- Raw data
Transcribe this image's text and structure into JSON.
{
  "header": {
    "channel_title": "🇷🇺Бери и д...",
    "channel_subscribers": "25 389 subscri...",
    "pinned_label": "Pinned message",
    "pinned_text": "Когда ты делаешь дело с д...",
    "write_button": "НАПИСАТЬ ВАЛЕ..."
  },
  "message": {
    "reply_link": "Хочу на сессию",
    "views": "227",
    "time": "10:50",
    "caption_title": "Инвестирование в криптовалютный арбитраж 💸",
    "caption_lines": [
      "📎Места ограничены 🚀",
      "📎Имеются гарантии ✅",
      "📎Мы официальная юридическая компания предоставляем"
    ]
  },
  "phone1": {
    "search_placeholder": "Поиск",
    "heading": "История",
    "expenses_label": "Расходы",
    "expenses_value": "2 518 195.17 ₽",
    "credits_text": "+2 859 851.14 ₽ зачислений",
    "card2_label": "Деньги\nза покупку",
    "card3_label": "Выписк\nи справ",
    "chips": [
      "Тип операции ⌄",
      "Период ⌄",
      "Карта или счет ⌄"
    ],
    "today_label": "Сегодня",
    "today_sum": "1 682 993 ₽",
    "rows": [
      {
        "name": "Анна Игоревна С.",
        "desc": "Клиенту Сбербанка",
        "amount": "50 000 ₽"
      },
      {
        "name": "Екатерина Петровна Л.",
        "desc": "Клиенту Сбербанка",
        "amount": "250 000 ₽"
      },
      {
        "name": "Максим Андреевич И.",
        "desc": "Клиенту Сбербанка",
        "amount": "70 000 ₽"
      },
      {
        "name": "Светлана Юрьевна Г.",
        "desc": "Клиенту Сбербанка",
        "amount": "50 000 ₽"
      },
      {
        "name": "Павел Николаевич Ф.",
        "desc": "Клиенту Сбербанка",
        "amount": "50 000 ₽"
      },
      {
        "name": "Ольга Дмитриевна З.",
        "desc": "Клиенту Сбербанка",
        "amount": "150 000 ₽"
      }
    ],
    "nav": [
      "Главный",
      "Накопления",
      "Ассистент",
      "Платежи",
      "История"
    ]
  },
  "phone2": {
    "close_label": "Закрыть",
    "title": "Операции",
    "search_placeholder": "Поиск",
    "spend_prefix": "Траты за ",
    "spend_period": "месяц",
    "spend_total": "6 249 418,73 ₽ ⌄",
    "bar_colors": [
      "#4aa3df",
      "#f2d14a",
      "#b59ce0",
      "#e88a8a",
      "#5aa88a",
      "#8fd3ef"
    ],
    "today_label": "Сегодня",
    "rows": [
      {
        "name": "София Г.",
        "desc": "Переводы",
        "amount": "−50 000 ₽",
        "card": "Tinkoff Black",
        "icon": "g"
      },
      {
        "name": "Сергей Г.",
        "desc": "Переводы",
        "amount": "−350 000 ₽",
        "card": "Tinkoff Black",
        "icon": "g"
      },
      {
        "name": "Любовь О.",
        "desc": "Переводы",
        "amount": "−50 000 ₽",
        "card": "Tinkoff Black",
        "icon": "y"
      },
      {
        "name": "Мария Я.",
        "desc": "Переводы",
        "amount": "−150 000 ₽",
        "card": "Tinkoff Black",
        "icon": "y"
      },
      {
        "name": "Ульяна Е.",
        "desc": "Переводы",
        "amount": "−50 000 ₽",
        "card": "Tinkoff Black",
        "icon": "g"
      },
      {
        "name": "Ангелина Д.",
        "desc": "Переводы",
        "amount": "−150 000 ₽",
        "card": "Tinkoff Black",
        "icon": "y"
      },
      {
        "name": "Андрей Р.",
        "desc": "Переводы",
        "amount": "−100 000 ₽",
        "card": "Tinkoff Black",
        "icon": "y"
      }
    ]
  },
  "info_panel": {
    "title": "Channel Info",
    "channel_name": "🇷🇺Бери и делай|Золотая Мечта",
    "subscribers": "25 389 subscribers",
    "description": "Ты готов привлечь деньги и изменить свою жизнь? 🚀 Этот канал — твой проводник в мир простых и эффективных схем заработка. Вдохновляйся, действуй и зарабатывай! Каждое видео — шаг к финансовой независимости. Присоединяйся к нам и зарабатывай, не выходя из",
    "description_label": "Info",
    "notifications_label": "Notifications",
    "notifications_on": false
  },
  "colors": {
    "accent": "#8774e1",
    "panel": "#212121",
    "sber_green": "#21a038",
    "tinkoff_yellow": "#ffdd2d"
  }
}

- Exercise details
Output all of the material exactly as written.

- Answer below
Transcribe this image's text and structure into JSON.
{
  "header": {
    "channel_title": "🇷🇺Бери и д...",
    "channel_subscribers": "25 389 subscri...",
    "pinned_label": "Pinned message",
    "pinned_text": "Когда ты делаешь дело с д...",
    "write_button": "НАПИСАТЬ ВАЛЕ..."
  },
  "message": {
    "reply_link": "Хочу на сессию",
    "views": "227",
    "time": "10:50",
    "caption_title": "Инвестирование в криптовалютный арбитраж 💸",
    "caption_lines": [
      "📎Места ограничены 🚀",
      "📎Имеются гарантии ✅",
      "📎Мы официальная юридическая компания предоставляем"
    ]
  },
  "phone1": {
    "search_placeholder": "Поиск",
    "heading": "История",
    "expenses_label": "Расходы",
    "expenses_value": "2 518 195.17 ₽",
    "credits_text": "+2 859 851.14 ₽ зачислений",
    "card2_label": "Деньги\nза покупку",
    "card3_label": "Выписк\nи справ",
    "chips": [
      "Тип операции ⌄",
      "Период ⌄",
      "Карта или счет ⌄"
    ],
    "today_label": "Сегодня",
    "today_sum": "1 682 993 ₽",
    "rows": [
      {
        "name": "Анна Игоревна С.",
        "desc": "Клиенту Сбербанка",
        "amount": "50 000 ₽"
      },
      {
        "name": "Екатерина Петровна Л.",
        "desc": "Клиенту Сбербанка",
        "amount": "250 000 ₽"
      },
      {
        "name": "Максим Андреевич И.",
        "desc": "Клиенту Сбербанка",
        "amount": "70 000 ₽"
      },
      {
        "name": "Светлана Юрьевна Г.",
        "desc": "Клиенту Сбербанка",
        "amount": "50 000 ₽"
      },
      {
        "name": "Павел Николаевич Ф.",
        "desc": "Клиенту Сбербанка",
        "amount": "50 000 ₽"
      },
      {
        "name": "Ольга Дмитриевна З.",
        "desc": "Клиенту Сбербанка",
        "amount": "150 000 ₽"
      }
    ],
    "nav": [
      "Главный",
      "Накопления",
      "Ассистент",
      "Платежи",
      "История"
    ]
  },
  "phone2": {
    "close_label": "Закрыть",
    "title": "Операции",
    "search_placeholder": "Поиск",
    "spend_prefix": "Траты за ",
    "spend_period": "месяц",
    "spend_total": "6 249 418,73 ₽ ⌄",
    "bar_colors": [
      "#4aa3df",
      "#f2d14a",
      "#b59ce0",
      "#e88a8a",
      "#5aa88a",
      "#8fd3ef"
    ],
    "today_label": "Сегодня",
    "rows": [
      {
        "name": "София Г.",
        "desc": "Переводы",
        "amount": "−50 000 ₽",
        "card": "Tinkoff Black",
        "icon": "g"
      },
      {
        "name": "Сергей Г.",
        "desc": "Переводы",
        "amount": "−350 000 ₽",
        "card": "Tinkoff Black",
        "icon": "g"
      },
      {
        "name": "Любовь О.",
        "desc": "Переводы",
        "amount": "−50 000 ₽",
        "card": "Tinkoff Black",
        "icon": "y"
      },
      {
        "name": "Мария Я.",
        "desc": "Переводы",
        "amount": "−150 000 ₽",
        "card": "Tinkoff Black",
        "icon": "y"
      },
      {
        "name": "Ульяна Е.",
        "desc": "Переводы",
        "amount": "−50 000 ₽",
        "card": "Tinkoff Black",
        "icon": "g"
      },
      {
        "name": "Ангелина Д.",
        "desc": "Переводы",
        "amount": "−150 000 ₽",
        "card": "Tinkoff Black",
        "icon": "y"
      },
      {
        "name": "Андрей Р.",
        "desc": "Переводы",
        "amount": "−100 000 ₽",
        "card": "Tinkoff Black",
        "icon": "y"
      }
    ]
  },
  "info_panel": {
    "title": "Channel Info",
    "channel_name": "🇷🇺Бери и делай|Золотая Мечта",
    "subscribers": "25 389 subscribers",
    "description": "Ты готов привлечь деньги и изменить свою жизнь? 🚀 Этот канал — твой проводник в мир простых и эффективных схем заработка. Вдохновляйся, действуй и зарабатывай! Каждое видео — шаг к финансовой независимости. Присоединяйся к нам и зарабатывай, не выходя из",
    "description_label": "Info",
    "notifications_label": "Notifications",
    "notifications_on": false
  },
  "colors": {
    "accent": "#8774e1",
    "panel": "#212121",
    "sber_green": "#21a038",
    "tinkoff_yellow": "#ffdd2d"
  }
}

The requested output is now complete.